Information shown =>
*****

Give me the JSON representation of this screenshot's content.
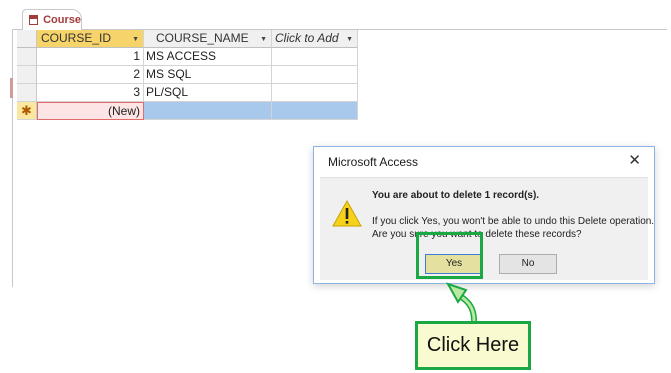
{
  "tab": {
    "label": "Course"
  },
  "table": {
    "columns": [
      "COURSE_ID",
      "COURSE_NAME",
      "Click to Add"
    ],
    "rows": [
      {
        "id": "1",
        "name": "MS ACCESS"
      },
      {
        "id": "2",
        "name": "MS SQL"
      },
      {
        "id": "3",
        "name": "PL/SQL"
      }
    ],
    "new_row": {
      "marker": "✱",
      "id": "(New)"
    }
  },
  "dialog": {
    "title": "Microsoft Access",
    "close": "✕",
    "heading": "You are about to delete 1 record(s).",
    "line1": "If you click Yes, you won't be able to undo this Delete operation.",
    "line2": "Are you sure you want to delete these records?",
    "yes_label": "Yes",
    "no_label": "No"
  },
  "callout": {
    "label": "Click Here"
  },
  "colors": {
    "highlight": "#1aa844",
    "header_selected": "#f7d46a",
    "new_row": "#a9c9ec"
  }
}
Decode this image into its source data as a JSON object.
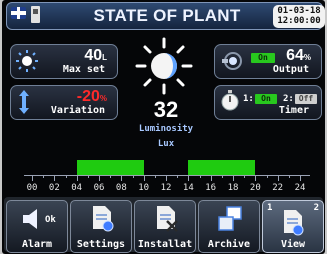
{
  "header": {
    "title": "STATE OF PLANT",
    "date": "01-03-18",
    "time": "12:00:00"
  },
  "icons": {
    "flag": "uk-flag-icon",
    "storage": "sd-card-icon",
    "sun": "sun-icon",
    "moon": "moon-icon"
  },
  "panels": {
    "max_set": {
      "value": "40",
      "unit": "L",
      "label": "Max set"
    },
    "variation": {
      "value": "-20",
      "unit": "%",
      "label": "Variation"
    },
    "output": {
      "status": "On",
      "value": "64",
      "unit": "%",
      "label": "Output"
    },
    "timer": {
      "t1_num": "1:",
      "t1_status": "On",
      "t2_num": "2:",
      "t2_status": "Off",
      "label": "Timer"
    }
  },
  "luminosity": {
    "value": "32",
    "label": "Luminosity",
    "unit": "Lux"
  },
  "timeline": {
    "ticks": [
      "00",
      "02",
      "04",
      "06",
      "08",
      "10",
      "12",
      "14",
      "16",
      "18",
      "20",
      "22",
      "24"
    ],
    "on_periods": [
      [
        4,
        10
      ],
      [
        14,
        20
      ]
    ]
  },
  "bottom": {
    "alarm": {
      "label": "Alarm",
      "status": "Ok"
    },
    "settings": {
      "label": "Settings"
    },
    "install": {
      "label": "Installat"
    },
    "archive": {
      "label": "Archive"
    },
    "view": {
      "label": "View",
      "page_left": "1",
      "page_right": "2"
    }
  },
  "colors": {
    "accent": "#1fcb10",
    "negative": "#ff2a2a",
    "luminosity_label": "#a8c8ff"
  }
}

*****

Exercise details =>
Images in the records should not be copied. Repeat all the rest exactly.

Exercise answer =>
Give me the JSON representation of this screenshot's content.
{
  "tab": {
    "label": "Course"
  },
  "table": {
    "columns": [
      "COURSE_ID",
      "COURSE_NAME",
      "Click to Add"
    ],
    "rows": [
      {
        "id": "1",
        "name": "MS ACCESS"
      },
      {
        "id": "2",
        "name": "MS SQL"
      },
      {
        "id": "3",
        "name": "PL/SQL"
      }
    ],
    "new_row": {
      "marker": "✱",
      "id": "(New)"
    }
  },
  "dialog": {
    "title": "Microsoft Access",
    "close": "✕",
    "heading": "You are about to delete 1 record(s).",
    "line1": "If you click Yes, you won't be able to undo this Delete operation.",
    "line2": "Are you sure you want to delete these records?",
    "yes_label": "Yes",
    "no_label": "No"
  },
  "callout": {
    "label": "Click Here"
  },
  "colors": {
    "highlight": "#1aa844",
    "header_selected": "#f7d46a",
    "new_row": "#a9c9ec"
  }
}
Decode this image into its source data as a JSON object.
{
  "header": {
    "title": "STATE OF PLANT",
    "date": "01-03-18",
    "time": "12:00:00"
  },
  "icons": {
    "flag": "uk-flag-icon",
    "storage": "sd-card-icon",
    "sun": "sun-icon",
    "moon": "moon-icon"
  },
  "panels": {
    "max_set": {
      "value": "40",
      "unit": "L",
      "label": "Max set"
    },
    "variation": {
      "value": "-20",
      "unit": "%",
      "label": "Variation"
    },
    "output": {
      "status": "On",
      "value": "64",
      "unit": "%",
      "label": "Output"
    },
    "timer": {
      "t1_num": "1:",
      "t1_status": "On",
      "t2_num": "2:",
      "t2_status": "Off",
      "label": "Timer"
    }
  },
  "luminosity": {
    "value": "32",
    "label": "Luminosity",
    "unit": "Lux"
  },
  "timeline": {
    "ticks": [
      "00",
      "02",
      "04",
      "06",
      "08",
      "10",
      "12",
      "14",
      "16",
      "18",
      "20",
      "22",
      "24"
    ],
    "on_periods": [
      [
        4,
        10
      ],
      [
        14,
        20
      ]
    ]
  },
  "bottom": {
    "alarm": {
      "label": "Alarm",
      "status": "Ok"
    },
    "settings": {
      "label": "Settings"
    },
    "install": {
      "label": "Installat"
    },
    "archive": {
      "label": "Archive"
    },
    "view": {
      "label": "View",
      "page_left": "1",
      "page_right": "2"
    }
  },
  "colors": {
    "accent": "#1fcb10",
    "negative": "#ff2a2a",
    "luminosity_label": "#a8c8ff"
  }
}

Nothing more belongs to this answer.